___ ENTRIES PROVIDED ___
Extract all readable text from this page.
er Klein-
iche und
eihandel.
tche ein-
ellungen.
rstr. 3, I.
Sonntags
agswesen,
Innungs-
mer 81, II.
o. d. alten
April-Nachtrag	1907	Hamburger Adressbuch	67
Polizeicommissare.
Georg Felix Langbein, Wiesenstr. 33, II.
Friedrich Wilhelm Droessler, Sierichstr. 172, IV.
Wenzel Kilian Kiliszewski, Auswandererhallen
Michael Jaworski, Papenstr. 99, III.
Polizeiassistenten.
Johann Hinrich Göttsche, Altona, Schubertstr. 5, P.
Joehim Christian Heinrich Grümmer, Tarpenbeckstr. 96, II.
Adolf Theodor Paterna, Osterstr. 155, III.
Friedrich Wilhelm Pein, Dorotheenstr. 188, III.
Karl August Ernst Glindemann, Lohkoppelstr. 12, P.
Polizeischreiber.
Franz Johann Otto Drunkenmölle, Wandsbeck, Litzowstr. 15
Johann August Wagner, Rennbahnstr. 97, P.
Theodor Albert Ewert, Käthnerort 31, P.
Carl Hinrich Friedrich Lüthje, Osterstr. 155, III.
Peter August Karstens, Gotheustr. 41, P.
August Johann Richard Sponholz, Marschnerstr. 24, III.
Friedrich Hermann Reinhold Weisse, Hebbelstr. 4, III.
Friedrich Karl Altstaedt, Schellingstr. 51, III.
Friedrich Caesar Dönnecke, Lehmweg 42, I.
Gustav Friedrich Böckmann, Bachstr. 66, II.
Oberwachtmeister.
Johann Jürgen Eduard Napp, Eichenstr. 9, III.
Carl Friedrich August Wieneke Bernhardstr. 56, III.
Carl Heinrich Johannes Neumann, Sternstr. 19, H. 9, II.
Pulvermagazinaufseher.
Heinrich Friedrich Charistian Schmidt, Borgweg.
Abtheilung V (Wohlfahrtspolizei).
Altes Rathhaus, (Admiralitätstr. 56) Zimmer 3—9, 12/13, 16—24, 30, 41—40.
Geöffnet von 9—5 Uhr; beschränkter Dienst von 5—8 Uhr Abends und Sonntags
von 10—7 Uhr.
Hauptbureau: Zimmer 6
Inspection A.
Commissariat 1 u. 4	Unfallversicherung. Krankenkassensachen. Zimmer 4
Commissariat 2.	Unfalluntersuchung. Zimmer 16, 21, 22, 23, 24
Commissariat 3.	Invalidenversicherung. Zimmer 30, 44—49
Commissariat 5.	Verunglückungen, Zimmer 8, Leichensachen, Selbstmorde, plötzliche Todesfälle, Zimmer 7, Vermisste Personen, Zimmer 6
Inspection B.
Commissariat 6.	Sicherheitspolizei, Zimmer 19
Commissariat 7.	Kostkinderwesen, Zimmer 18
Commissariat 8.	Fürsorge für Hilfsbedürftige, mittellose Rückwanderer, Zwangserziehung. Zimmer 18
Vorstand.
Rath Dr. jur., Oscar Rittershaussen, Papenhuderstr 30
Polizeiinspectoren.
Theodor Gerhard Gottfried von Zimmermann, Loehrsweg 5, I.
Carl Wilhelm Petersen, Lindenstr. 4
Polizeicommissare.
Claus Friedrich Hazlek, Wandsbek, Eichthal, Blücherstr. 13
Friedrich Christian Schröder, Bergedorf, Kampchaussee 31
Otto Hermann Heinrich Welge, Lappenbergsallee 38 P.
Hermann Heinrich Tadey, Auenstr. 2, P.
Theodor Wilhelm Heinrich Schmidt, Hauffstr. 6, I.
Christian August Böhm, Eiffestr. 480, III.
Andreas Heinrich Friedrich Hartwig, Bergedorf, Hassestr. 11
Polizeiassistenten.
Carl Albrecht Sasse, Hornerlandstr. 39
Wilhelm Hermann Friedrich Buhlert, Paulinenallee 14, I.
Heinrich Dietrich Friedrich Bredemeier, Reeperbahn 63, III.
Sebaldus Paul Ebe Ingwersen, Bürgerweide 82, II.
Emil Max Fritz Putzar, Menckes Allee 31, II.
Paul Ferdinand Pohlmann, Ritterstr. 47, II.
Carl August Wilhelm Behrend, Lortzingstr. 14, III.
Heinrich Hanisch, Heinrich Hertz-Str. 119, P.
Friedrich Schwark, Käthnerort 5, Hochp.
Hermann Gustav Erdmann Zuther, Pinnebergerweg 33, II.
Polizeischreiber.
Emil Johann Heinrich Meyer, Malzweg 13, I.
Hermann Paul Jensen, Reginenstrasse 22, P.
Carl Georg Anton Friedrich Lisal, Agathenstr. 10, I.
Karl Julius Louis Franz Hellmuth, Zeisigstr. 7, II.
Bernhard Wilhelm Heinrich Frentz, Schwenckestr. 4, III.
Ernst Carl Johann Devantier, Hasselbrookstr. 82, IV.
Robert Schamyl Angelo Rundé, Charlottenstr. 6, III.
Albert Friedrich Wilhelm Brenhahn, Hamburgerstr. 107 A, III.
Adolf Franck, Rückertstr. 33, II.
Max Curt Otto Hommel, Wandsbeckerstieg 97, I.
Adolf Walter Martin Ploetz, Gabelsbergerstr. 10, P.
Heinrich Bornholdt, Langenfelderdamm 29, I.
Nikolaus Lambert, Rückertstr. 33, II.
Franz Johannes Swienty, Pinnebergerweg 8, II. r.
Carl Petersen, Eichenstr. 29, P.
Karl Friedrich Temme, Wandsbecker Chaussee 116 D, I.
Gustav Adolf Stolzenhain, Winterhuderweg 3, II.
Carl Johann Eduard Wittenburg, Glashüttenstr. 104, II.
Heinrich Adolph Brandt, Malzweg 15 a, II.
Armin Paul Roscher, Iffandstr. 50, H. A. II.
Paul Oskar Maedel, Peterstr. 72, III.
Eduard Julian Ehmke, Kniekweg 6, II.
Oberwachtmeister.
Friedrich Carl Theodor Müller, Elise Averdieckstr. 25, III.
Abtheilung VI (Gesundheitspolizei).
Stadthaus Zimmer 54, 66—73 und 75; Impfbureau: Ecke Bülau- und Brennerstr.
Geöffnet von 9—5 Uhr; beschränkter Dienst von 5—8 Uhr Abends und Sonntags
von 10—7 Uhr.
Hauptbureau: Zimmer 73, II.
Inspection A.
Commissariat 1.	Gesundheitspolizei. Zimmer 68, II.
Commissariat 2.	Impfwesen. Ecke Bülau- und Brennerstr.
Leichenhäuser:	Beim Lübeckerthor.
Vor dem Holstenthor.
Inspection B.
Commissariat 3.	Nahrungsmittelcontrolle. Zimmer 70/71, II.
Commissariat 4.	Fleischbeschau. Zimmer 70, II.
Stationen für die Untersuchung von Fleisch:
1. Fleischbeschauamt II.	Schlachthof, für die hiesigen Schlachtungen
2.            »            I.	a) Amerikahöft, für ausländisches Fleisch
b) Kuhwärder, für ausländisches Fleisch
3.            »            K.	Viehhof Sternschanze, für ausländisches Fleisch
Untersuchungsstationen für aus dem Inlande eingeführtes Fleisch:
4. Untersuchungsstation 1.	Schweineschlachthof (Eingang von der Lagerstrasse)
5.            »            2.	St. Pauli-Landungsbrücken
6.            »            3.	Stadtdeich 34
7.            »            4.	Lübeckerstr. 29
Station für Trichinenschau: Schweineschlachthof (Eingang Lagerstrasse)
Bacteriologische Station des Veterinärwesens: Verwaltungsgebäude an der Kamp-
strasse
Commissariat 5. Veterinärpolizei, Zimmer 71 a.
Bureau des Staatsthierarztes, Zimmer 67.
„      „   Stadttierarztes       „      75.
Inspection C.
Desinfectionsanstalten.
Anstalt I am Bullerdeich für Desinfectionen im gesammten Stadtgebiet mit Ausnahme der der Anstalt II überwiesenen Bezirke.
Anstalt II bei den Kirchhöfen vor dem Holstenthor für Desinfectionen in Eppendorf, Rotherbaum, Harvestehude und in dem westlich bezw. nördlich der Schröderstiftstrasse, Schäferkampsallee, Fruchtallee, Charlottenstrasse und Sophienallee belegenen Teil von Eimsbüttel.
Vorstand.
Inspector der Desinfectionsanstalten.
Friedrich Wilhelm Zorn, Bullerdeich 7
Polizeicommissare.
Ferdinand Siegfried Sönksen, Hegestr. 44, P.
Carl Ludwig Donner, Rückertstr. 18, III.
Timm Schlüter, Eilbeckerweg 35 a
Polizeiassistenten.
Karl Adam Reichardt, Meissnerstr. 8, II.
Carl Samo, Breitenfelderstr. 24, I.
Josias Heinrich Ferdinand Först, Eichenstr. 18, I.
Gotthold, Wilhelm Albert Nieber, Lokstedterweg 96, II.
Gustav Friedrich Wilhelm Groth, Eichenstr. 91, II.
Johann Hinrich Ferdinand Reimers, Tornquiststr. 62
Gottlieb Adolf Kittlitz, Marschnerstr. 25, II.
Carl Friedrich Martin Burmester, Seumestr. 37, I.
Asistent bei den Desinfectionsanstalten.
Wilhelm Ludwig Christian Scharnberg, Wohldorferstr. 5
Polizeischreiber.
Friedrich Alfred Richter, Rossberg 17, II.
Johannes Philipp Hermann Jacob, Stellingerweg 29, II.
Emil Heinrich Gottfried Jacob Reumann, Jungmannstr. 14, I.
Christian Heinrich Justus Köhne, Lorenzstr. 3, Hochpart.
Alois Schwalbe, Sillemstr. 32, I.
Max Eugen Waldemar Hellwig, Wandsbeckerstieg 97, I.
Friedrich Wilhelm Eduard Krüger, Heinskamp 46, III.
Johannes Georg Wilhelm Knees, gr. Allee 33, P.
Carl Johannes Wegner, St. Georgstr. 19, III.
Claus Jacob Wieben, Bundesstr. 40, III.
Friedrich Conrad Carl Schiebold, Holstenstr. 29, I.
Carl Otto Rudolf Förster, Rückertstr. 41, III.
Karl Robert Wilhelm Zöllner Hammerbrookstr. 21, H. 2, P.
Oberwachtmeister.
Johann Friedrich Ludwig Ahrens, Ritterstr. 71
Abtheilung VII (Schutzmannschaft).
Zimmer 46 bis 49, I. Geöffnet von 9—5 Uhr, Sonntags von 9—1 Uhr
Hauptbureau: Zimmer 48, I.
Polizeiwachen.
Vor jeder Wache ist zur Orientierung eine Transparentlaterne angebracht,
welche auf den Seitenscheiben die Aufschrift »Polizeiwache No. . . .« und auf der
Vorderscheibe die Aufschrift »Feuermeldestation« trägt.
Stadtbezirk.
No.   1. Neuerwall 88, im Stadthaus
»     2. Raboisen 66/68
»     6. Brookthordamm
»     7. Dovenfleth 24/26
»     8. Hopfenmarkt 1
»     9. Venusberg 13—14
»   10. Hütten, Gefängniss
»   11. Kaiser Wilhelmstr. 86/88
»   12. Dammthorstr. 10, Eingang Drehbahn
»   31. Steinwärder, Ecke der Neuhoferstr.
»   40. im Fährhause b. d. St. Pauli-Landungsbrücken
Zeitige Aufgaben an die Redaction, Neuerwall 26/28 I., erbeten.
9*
___
## PROBLEM STATEMENT
Once a line of the records is found to contain "Eduard", copy it out.

## EXPECTED ANSWER
Johann Jürgen Eduard Napp, Eichenstr. 9, III.
Carl Johann Eduard Wittenburg, Glashüttenstr. 104, II.
Eduard Julian Ehmke, Kniekweg 6, II.
Friedrich Wilhelm Eduard Krüger, Heinskamp 46, III.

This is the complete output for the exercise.